Copy out the listing that follows exactly, dropping every picture.

Records about charts and figures
* START *
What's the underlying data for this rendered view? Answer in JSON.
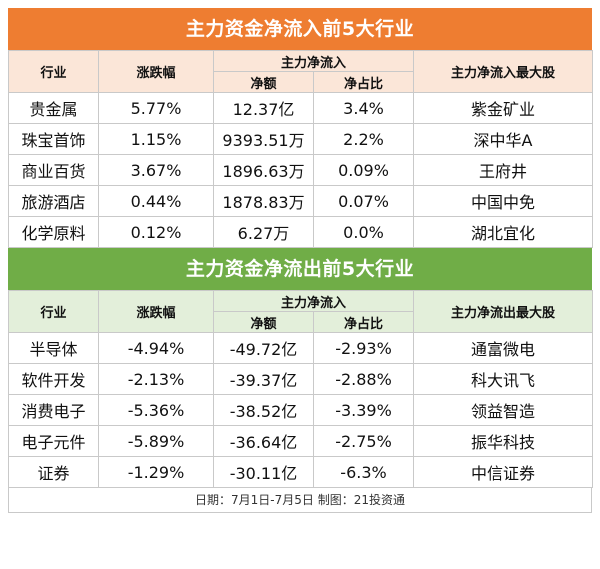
{
  "inflow": {
    "title": "主力资金净流入前5大行业",
    "headers": {
      "industry": "行业",
      "change": "涨跌幅",
      "main_net": "主力净流入",
      "net_amount": "净额",
      "net_ratio": "净占比",
      "top_stock": "主力净流入最大股"
    },
    "rows": [
      {
        "industry": "贵金属",
        "change": "5.77%",
        "net_amount": "12.37亿",
        "net_ratio": "3.4%",
        "top_stock": "紫金矿业"
      },
      {
        "industry": "珠宝首饰",
        "change": "1.15%",
        "net_amount": "9393.51万",
        "net_ratio": "2.2%",
        "top_stock": "深中华A"
      },
      {
        "industry": "商业百货",
        "change": "3.67%",
        "net_amount": "1896.63万",
        "net_ratio": "0.09%",
        "top_stock": "王府井"
      },
      {
        "industry": "旅游酒店",
        "change": "0.44%",
        "net_amount": "1878.83万",
        "net_ratio": "0.07%",
        "top_stock": "中国中免"
      },
      {
        "industry": "化学原料",
        "change": "0.12%",
        "net_amount": "6.27万",
        "net_ratio": "0.0%",
        "top_stock": "湖北宜化"
      }
    ]
  },
  "outflow": {
    "title": "主力资金净流出前5大行业",
    "headers": {
      "industry": "行业",
      "change": "涨跌幅",
      "main_net": "主力净流入",
      "net_amount": "净额",
      "net_ratio": "净占比",
      "top_stock": "主力净流出最大股"
    },
    "rows": [
      {
        "industry": "半导体",
        "change": "-4.94%",
        "net_amount": "-49.72亿",
        "net_ratio": "-2.93%",
        "top_stock": "通富微电"
      },
      {
        "industry": "软件开发",
        "change": "-2.13%",
        "net_amount": "-39.37亿",
        "net_ratio": "-2.88%",
        "top_stock": "科大讯飞"
      },
      {
        "industry": "消费电子",
        "change": "-5.36%",
        "net_amount": "-38.52亿",
        "net_ratio": "-3.39%",
        "top_stock": "领益智造"
      },
      {
        "industry": "电子元件",
        "change": "-5.89%",
        "net_amount": "-36.64亿",
        "net_ratio": "-2.75%",
        "top_stock": "振华科技"
      },
      {
        "industry": "证券",
        "change": "-1.29%",
        "net_amount": "-30.11亿",
        "net_ratio": "-6.3%",
        "top_stock": "中信证券"
      }
    ]
  },
  "footer": "日期：7月1日-7月5日 制图：21投资通",
  "colors": {
    "inflow_accent": "#ee7d31",
    "outflow_accent": "#70ad47"
  }
}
* END *
◆ FULL OUTPUT
What's the underlying data for this rendered view? Answer in JSON.
{
  "inflow": {
    "title": "主力资金净流入前5大行业",
    "headers": {
      "industry": "行业",
      "change": "涨跌幅",
      "main_net": "主力净流入",
      "net_amount": "净额",
      "net_ratio": "净占比",
      "top_stock": "主力净流入最大股"
    },
    "rows": [
      {
        "industry": "贵金属",
        "change": "5.77%",
        "net_amount": "12.37亿",
        "net_ratio": "3.4%",
        "top_stock": "紫金矿业"
      },
      {
        "industry": "珠宝首饰",
        "change": "1.15%",
        "net_amount": "9393.51万",
        "net_ratio": "2.2%",
        "top_stock": "深中华A"
      },
      {
        "industry": "商业百货",
        "change": "3.67%",
        "net_amount": "1896.63万",
        "net_ratio": "0.09%",
        "top_stock": "王府井"
      },
      {
        "industry": "旅游酒店",
        "change": "0.44%",
        "net_amount": "1878.83万",
        "net_ratio": "0.07%",
        "top_stock": "中国中免"
      },
      {
        "industry": "化学原料",
        "change": "0.12%",
        "net_amount": "6.27万",
        "net_ratio": "0.0%",
        "top_stock": "湖北宜化"
      }
    ]
  },
  "outflow": {
    "title": "主力资金净流出前5大行业",
    "headers": {
      "industry": "行业",
      "change": "涨跌幅",
      "main_net": "主力净流入",
      "net_amount": "净额",
      "net_ratio": "净占比",
      "top_stock": "主力净流出最大股"
    },
    "rows": [
      {
        "industry": "半导体",
        "change": "-4.94%",
        "net_amount": "-49.72亿",
        "net_ratio": "-2.93%",
        "top_stock": "通富微电"
      },
      {
        "industry": "软件开发",
        "change": "-2.13%",
        "net_amount": "-39.37亿",
        "net_ratio": "-2.88%",
        "top_stock": "科大讯飞"
      },
      {
        "industry": "消费电子",
        "change": "-5.36%",
        "net_amount": "-38.52亿",
        "net_ratio": "-3.39%",
        "top_stock": "领益智造"
      },
      {
        "industry": "电子元件",
        "change": "-5.89%",
        "net_amount": "-36.64亿",
        "net_ratio": "-2.75%",
        "top_stock": "振华科技"
      },
      {
        "industry": "证券",
        "change": "-1.29%",
        "net_amount": "-30.11亿",
        "net_ratio": "-6.3%",
        "top_stock": "中信证券"
      }
    ]
  },
  "footer": "日期：7月1日-7月5日 制图：21投资通",
  "colors": {
    "inflow_accent": "#ee7d31",
    "outflow_accent": "#70ad47"
  }
}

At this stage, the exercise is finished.